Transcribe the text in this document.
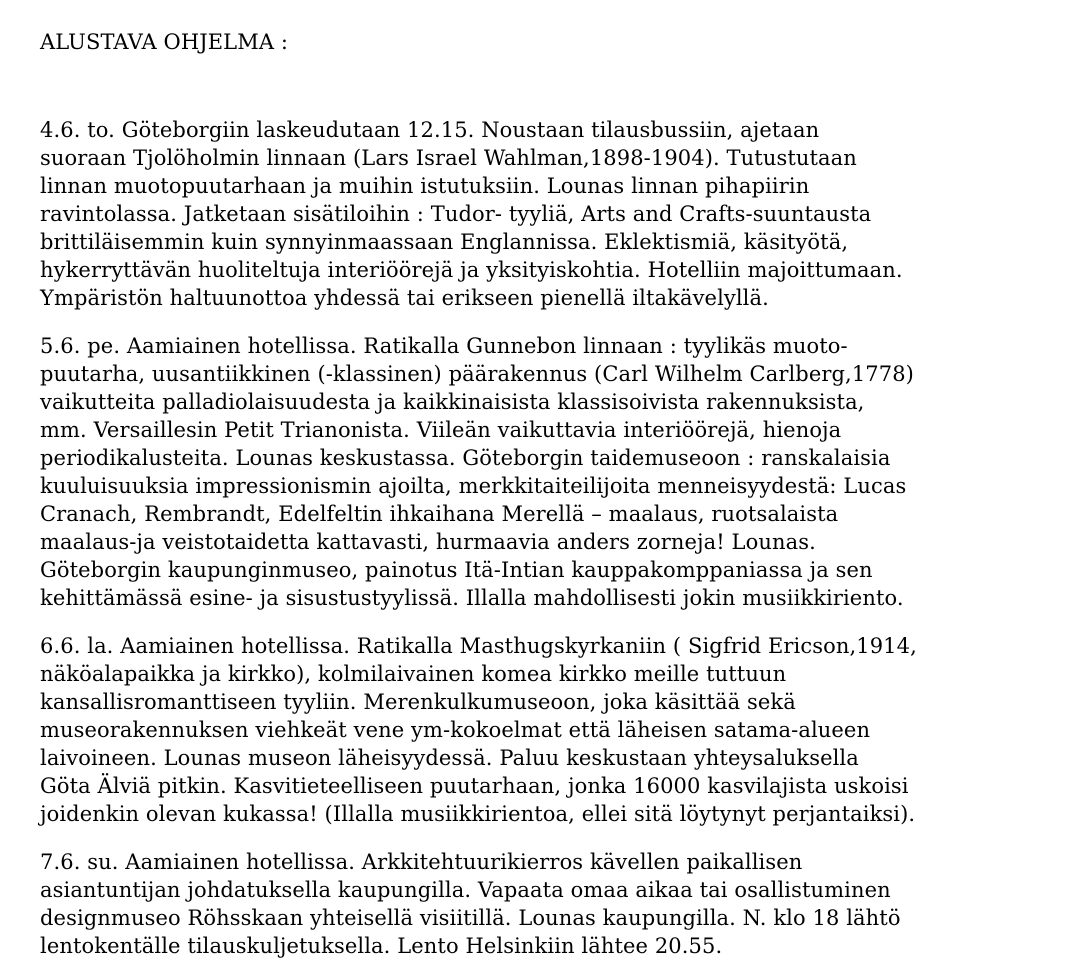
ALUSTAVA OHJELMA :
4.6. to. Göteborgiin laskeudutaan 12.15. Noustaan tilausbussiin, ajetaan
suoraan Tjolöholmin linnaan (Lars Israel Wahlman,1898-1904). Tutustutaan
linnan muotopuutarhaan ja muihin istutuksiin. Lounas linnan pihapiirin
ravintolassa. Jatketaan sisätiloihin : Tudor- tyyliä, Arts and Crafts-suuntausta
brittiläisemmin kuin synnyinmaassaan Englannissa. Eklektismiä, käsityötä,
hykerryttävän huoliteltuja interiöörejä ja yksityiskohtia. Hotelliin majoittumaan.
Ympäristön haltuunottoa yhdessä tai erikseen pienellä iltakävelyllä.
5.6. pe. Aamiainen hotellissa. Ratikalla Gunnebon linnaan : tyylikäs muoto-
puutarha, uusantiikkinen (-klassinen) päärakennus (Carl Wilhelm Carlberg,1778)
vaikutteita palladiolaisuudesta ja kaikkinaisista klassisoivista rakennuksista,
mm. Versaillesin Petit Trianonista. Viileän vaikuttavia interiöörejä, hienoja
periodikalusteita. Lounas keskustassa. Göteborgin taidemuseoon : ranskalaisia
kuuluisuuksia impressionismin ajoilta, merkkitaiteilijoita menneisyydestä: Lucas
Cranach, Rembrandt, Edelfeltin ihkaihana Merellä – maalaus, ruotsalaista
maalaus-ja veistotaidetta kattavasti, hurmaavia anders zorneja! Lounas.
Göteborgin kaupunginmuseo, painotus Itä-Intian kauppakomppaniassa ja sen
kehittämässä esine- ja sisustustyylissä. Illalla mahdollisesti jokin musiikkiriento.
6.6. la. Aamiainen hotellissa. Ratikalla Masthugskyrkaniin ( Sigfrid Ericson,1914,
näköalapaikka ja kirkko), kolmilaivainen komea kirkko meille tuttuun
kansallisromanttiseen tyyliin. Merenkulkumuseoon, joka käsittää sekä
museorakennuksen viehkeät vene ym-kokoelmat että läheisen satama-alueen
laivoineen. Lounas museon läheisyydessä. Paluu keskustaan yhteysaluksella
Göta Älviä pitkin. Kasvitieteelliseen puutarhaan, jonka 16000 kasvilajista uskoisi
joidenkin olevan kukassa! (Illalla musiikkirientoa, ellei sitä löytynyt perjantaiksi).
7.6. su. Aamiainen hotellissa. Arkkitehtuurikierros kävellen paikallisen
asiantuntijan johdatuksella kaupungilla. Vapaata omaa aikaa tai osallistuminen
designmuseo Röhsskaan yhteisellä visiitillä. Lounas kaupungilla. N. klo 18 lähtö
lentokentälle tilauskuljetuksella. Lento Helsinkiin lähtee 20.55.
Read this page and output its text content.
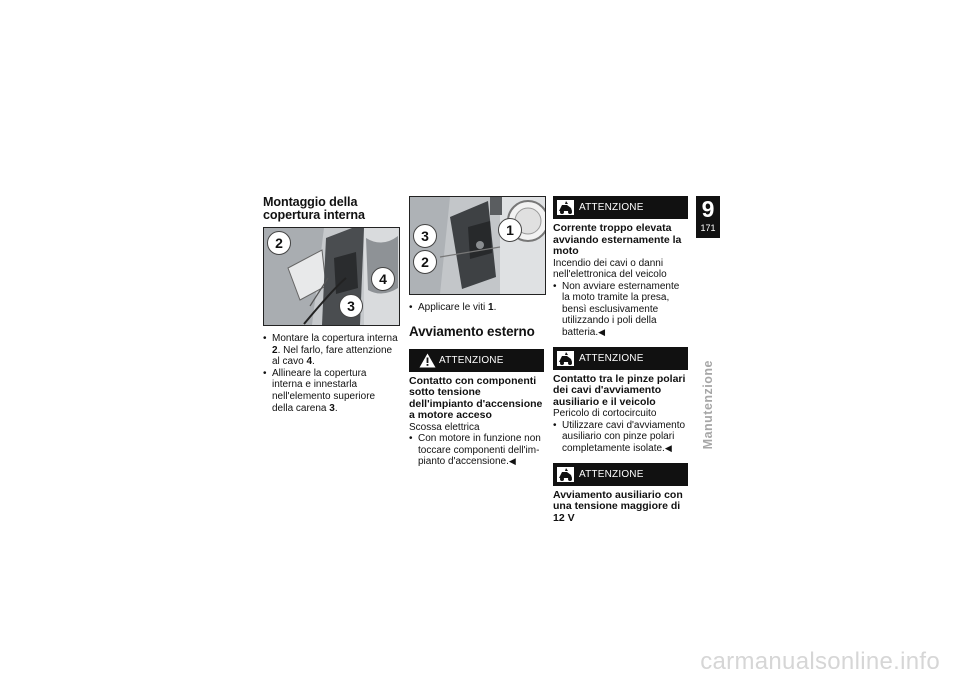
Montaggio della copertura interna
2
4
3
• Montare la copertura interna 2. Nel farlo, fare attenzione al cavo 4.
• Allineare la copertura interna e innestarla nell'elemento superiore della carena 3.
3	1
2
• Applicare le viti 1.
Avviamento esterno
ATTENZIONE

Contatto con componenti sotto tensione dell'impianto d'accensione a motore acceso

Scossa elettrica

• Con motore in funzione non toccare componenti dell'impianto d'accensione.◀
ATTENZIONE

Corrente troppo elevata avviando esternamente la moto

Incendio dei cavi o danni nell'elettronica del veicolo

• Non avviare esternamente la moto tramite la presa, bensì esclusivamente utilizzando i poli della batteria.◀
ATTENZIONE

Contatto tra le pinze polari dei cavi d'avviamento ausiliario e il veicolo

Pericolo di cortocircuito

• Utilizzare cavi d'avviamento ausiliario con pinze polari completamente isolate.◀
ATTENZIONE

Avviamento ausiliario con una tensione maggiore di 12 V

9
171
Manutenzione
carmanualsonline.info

==========

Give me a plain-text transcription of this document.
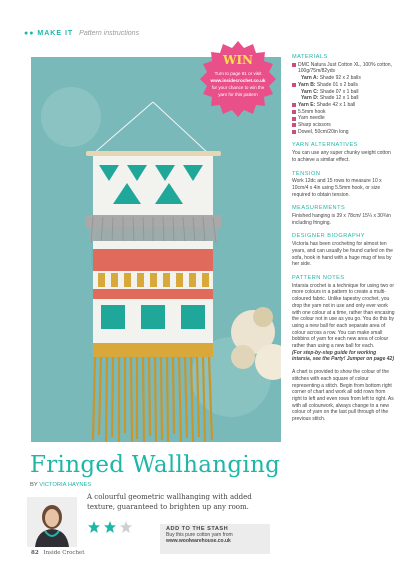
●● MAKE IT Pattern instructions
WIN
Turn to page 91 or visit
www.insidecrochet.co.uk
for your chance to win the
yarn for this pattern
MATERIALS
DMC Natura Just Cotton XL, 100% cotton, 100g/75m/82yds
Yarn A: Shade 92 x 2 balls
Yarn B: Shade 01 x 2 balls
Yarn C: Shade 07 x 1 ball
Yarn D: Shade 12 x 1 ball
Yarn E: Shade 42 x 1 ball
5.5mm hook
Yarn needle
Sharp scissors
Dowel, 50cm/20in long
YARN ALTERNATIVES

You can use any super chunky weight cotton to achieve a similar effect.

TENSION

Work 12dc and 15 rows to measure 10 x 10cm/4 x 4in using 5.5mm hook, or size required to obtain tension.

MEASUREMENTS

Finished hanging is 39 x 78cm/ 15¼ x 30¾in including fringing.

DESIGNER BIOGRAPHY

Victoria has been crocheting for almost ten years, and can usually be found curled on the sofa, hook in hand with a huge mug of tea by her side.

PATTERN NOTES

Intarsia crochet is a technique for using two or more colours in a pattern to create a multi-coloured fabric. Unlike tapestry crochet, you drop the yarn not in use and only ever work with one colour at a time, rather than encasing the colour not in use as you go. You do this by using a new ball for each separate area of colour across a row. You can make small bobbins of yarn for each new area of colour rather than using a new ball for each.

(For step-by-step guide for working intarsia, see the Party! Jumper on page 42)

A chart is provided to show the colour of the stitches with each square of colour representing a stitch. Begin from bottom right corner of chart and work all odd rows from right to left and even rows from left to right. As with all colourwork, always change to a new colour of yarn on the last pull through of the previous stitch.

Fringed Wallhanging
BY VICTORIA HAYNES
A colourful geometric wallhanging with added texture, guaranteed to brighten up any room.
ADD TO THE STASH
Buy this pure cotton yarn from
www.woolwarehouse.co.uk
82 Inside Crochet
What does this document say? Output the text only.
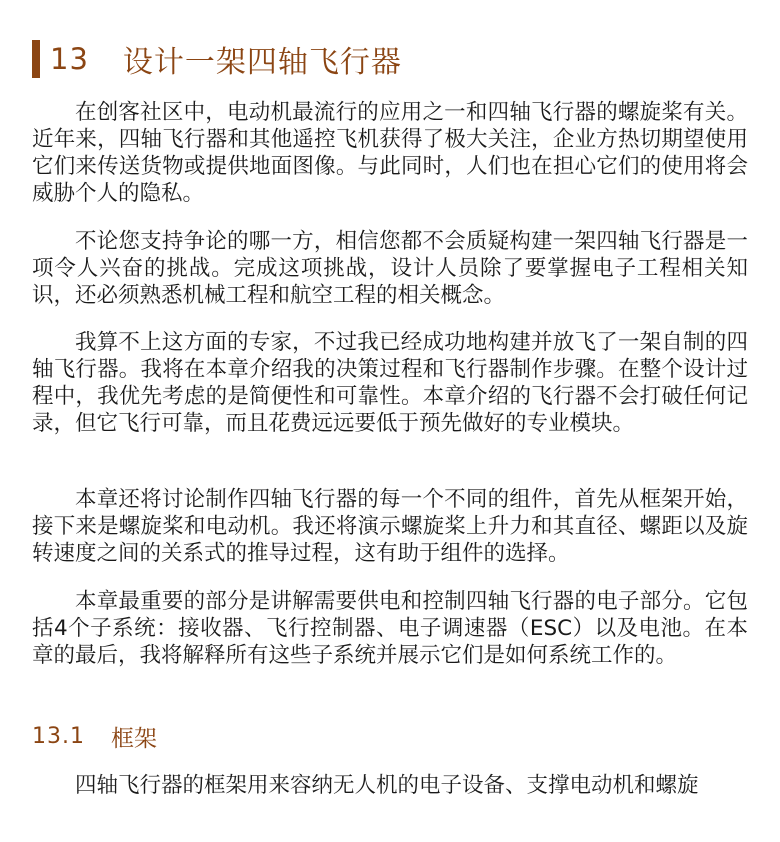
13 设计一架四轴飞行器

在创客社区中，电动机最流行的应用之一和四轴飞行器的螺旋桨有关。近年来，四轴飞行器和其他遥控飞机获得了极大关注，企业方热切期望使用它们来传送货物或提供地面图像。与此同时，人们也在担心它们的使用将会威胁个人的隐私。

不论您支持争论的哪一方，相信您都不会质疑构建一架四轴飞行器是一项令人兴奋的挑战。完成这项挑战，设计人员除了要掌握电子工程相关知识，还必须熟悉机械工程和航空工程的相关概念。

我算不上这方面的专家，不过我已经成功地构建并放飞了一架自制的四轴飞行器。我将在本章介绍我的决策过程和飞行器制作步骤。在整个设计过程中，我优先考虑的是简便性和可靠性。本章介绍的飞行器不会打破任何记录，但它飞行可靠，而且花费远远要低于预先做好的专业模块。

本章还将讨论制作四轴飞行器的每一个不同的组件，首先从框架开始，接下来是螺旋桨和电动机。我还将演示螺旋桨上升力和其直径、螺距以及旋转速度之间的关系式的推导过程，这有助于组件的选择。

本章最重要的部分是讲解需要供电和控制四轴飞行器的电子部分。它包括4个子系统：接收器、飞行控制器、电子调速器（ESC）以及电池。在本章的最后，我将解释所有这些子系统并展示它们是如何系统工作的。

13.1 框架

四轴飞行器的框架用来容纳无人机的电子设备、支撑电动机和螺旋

==========

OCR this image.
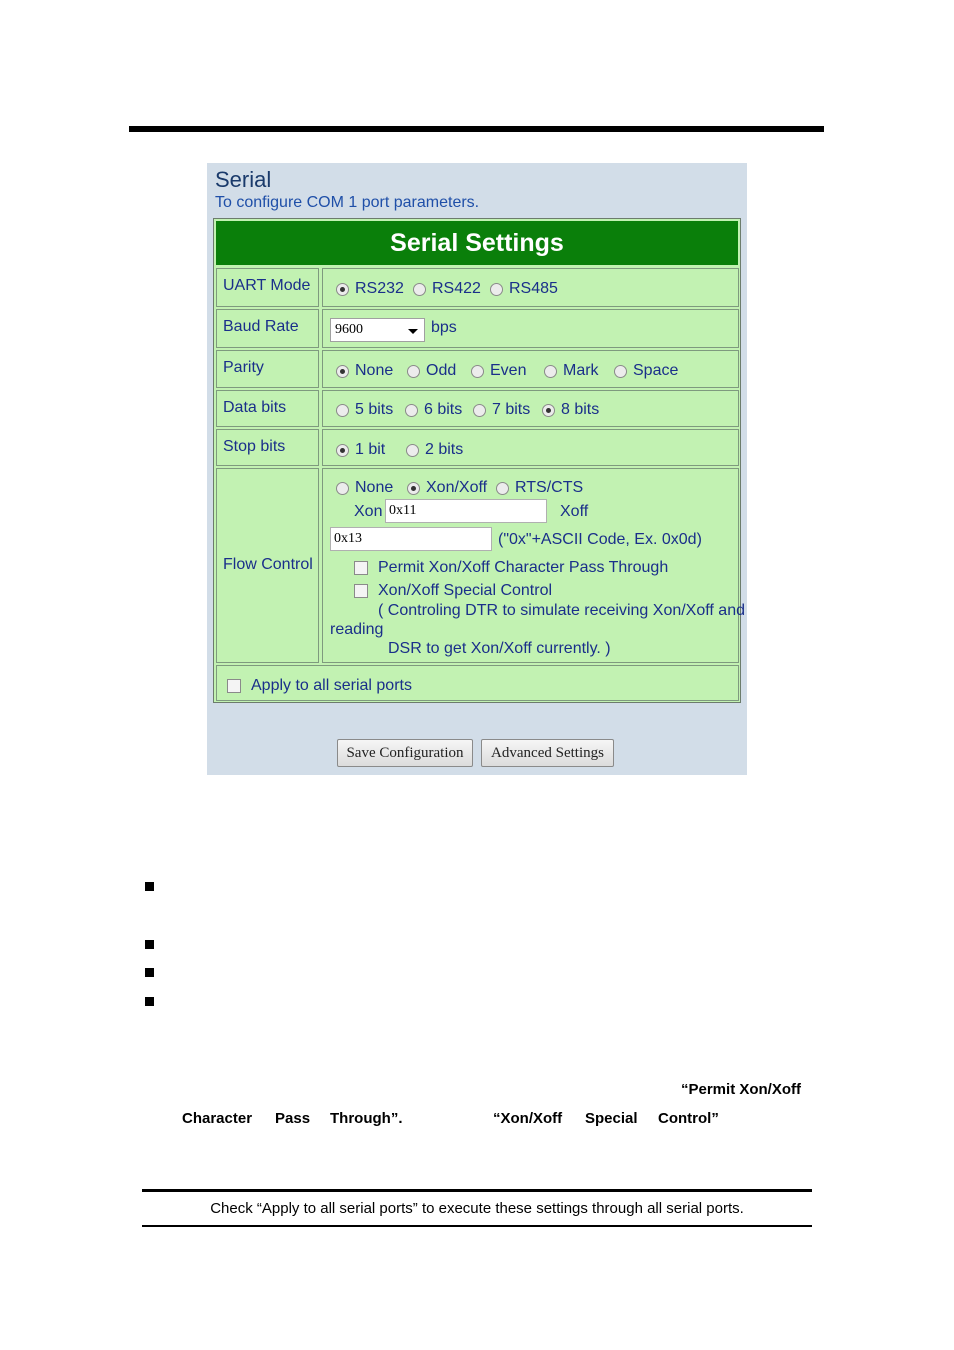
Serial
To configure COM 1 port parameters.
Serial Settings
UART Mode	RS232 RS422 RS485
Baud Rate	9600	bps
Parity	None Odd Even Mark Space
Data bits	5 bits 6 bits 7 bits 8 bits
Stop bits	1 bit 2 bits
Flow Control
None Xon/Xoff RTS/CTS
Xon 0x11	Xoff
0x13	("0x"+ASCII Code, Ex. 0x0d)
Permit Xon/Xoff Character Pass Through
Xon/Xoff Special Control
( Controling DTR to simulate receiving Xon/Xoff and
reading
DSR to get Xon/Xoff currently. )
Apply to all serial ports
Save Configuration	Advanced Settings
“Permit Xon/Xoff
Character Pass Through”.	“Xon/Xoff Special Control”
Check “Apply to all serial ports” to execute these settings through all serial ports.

==========

WHAT YOU NEED TO DO →
Find the lines holding "Lounas" and list every one.

FINAL RESULT →
linnan muotopuutarhaan ja muihin istutuksiin. Lounas linnan pihapiirin
periodikalusteita. Lounas keskustassa. Göteborgin taidemuseoon : ranskalaisia
maalaus-ja veistotaidetta kattavasti, hurmaavia anders zorneja! Lounas.
laivoineen. Lounas museon läheisyydessä. Paluu keskustaan yhteysaluksella
designmuseo Röhsskaan yhteisellä visiitillä. Lounas kaupungilla. N. klo 18 lähtö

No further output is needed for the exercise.